→ PROBLEM DESCRIPTION
Search the material below for the string "샘플입니다" and list each line that holds it.

## START RECORD SET

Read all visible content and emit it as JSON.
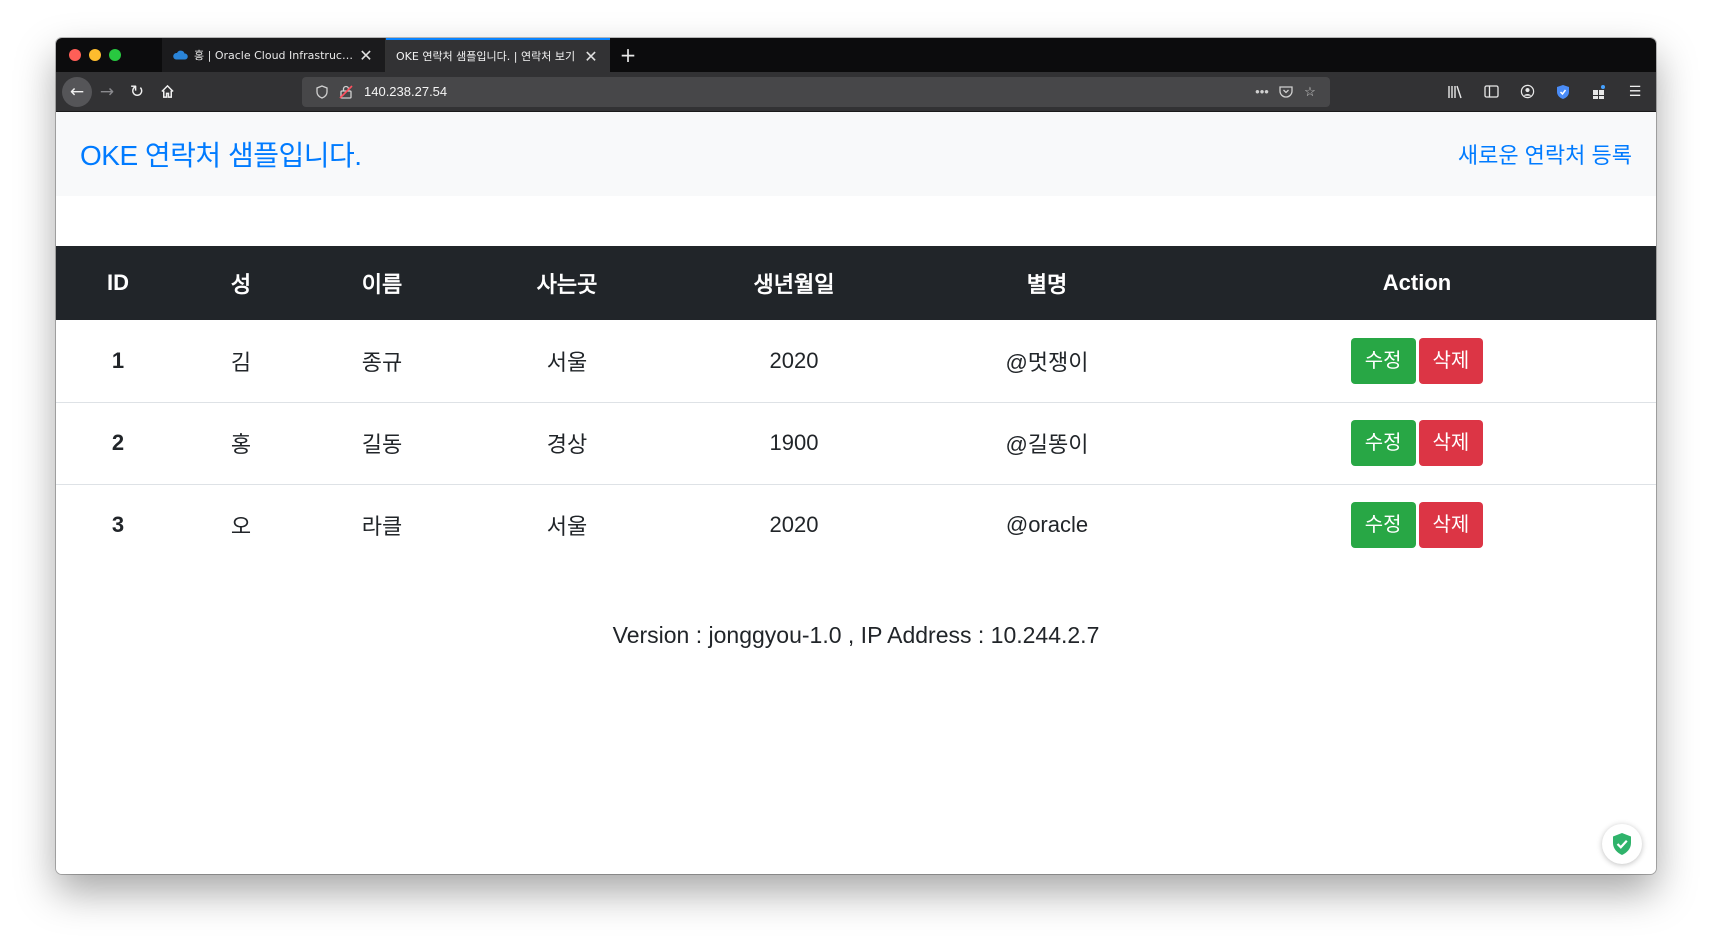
{
  "browser": {
    "tabs": [
      {
        "title": "홍 | Oracle Cloud Infrastructure",
        "active": false
      },
      {
        "title": "OKE 연락처 샘플입니다. | 연락처 보기",
        "active": true
      }
    ],
    "url": "140.238.27.54",
    "colors": {
      "tab_accent": "#0a84ff",
      "chrome_dark": "#0c0c0d",
      "toolbar": "#323234"
    }
  },
  "header": {
    "brand": "OKE 연락처 샘플입니다.",
    "add_link": "새로운 연락처 등록"
  },
  "table": {
    "columns": [
      "ID",
      "성",
      "이름",
      "사는곳",
      "생년월일",
      "별명",
      "Action"
    ],
    "rows": [
      {
        "id": "1",
        "last": "김",
        "first": "종규",
        "city": "서울",
        "birth": "2020",
        "nick": "@멋쟁이"
      },
      {
        "id": "2",
        "last": "홍",
        "first": "길동",
        "city": "경상",
        "birth": "1900",
        "nick": "@길똥이"
      },
      {
        "id": "3",
        "last": "오",
        "first": "라클",
        "city": "서울",
        "birth": "2020",
        "nick": "@oracle"
      }
    ],
    "edit_label": "수정",
    "delete_label": "삭제"
  },
  "footer": {
    "version_text": "Version : jonggyou-1.0 , IP Address : 10.244.2.7"
  },
  "colors": {
    "brand": "#007bff",
    "header_bg": "#f8f9fa",
    "table_head": "#212529",
    "success": "#28a745",
    "danger": "#dc3545"
  }
}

## END RECORD SET

→ FULL ANSWER
        "title": "OKE 연락처 샘플입니다. | 연락처 보기",
    "brand": "OKE 연락처 샘플입니다.",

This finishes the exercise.